Exercise
Your task is to output the data exactly as it stands.
** begin Listed entries **
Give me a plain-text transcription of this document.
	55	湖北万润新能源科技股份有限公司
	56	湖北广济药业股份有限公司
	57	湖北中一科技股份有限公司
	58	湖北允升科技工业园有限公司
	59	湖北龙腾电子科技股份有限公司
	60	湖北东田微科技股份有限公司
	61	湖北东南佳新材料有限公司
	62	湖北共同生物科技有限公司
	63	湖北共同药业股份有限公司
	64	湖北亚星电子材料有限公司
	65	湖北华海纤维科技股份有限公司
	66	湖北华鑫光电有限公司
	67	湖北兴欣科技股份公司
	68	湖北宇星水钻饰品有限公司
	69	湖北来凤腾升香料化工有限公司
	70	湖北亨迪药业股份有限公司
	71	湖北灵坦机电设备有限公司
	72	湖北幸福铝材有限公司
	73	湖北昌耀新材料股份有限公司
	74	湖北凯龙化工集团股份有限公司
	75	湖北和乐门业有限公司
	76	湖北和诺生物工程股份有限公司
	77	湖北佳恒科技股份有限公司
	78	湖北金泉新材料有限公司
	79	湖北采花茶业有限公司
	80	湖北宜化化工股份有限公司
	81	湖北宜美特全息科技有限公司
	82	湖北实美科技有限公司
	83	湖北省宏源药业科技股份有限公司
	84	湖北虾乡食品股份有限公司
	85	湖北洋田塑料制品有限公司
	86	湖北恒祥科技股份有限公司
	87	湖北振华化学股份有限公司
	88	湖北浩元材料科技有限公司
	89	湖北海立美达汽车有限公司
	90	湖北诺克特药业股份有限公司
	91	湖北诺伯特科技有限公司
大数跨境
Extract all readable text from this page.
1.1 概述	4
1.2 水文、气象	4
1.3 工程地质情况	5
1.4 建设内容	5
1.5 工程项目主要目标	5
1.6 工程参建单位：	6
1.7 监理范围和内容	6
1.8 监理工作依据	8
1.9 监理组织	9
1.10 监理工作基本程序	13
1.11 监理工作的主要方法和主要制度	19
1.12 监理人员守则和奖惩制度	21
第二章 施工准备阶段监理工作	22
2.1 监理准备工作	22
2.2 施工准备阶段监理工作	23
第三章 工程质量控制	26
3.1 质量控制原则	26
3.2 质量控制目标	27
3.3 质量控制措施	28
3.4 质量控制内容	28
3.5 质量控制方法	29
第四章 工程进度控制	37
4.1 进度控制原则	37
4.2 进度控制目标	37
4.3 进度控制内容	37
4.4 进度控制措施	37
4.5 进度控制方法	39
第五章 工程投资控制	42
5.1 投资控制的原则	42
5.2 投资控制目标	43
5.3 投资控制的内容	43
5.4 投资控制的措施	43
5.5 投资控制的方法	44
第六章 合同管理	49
** end Listed entries **
Completed exercise
Give me a plain-text transcription of this document.
	55	湖北万润新能源科技股份有限公司
	56	湖北广济药业股份有限公司
	57	湖北中一科技股份有限公司
	58	湖北允升科技工业园有限公司
	59	湖北龙腾电子科技股份有限公司
	60	湖北东田微科技股份有限公司
	61	湖北东南佳新材料有限公司
	62	湖北共同生物科技有限公司
	63	湖北共同药业股份有限公司
	64	湖北亚星电子材料有限公司
	65	湖北华海纤维科技股份有限公司
	66	湖北华鑫光电有限公司
	67	湖北兴欣科技股份公司
	68	湖北宇星水钻饰品有限公司
	69	湖北来凤腾升香料化工有限公司
	70	湖北亨迪药业股份有限公司
	71	湖北灵坦机电设备有限公司
	72	湖北幸福铝材有限公司
	73	湖北昌耀新材料股份有限公司
	74	湖北凯龙化工集团股份有限公司
	75	湖北和乐门业有限公司
	76	湖北和诺生物工程股份有限公司
	77	湖北佳恒科技股份有限公司
	78	湖北金泉新材料有限公司
	79	湖北采花茶业有限公司
	80	湖北宜化化工股份有限公司
	81	湖北宜美特全息科技有限公司
	82	湖北实美科技有限公司
	83	湖北省宏源药业科技股份有限公司
	84	湖北虾乡食品股份有限公司
	85	湖北洋田塑料制品有限公司
	86	湖北恒祥科技股份有限公司
	87	湖北振华化学股份有限公司
	88	湖北浩元材料科技有限公司
	89	湖北海立美达汽车有限公司
	90	湖北诺克特药业股份有限公司
	91	湖北诺伯特科技有限公司
大数跨境
Extract all readable text from this page.
1.1 概述	4
1.2 水文、气象	4
1.3 工程地质情况	5
1.4 建设内容	5
1.5 工程项目主要目标	5
1.6 工程参建单位：	6
1.7 监理范围和内容	6
1.8 监理工作依据	8
1.9 监理组织	9
1.10 监理工作基本程序	13
1.11 监理工作的主要方法和主要制度	19
1.12 监理人员守则和奖惩制度	21
第二章 施工准备阶段监理工作	22
2.1 监理准备工作	22
2.2 施工准备阶段监理工作	23
第三章 工程质量控制	26
3.1 质量控制原则	26
3.2 质量控制目标	27
3.3 质量控制措施	28
3.4 质量控制内容	28
3.5 质量控制方法	29
第四章 工程进度控制	37
4.1 进度控制原则	37
4.2 进度控制目标	37
4.3 进度控制内容	37
4.4 进度控制措施	37
4.5 进度控制方法	39
第五章 工程投资控制	42
5.1 投资控制的原则	42
5.2 投资控制目标	43
5.3 投资控制的内容	43
5.4 投资控制的措施	43
5.5 投资控制的方法	44
第六章 合同管理	49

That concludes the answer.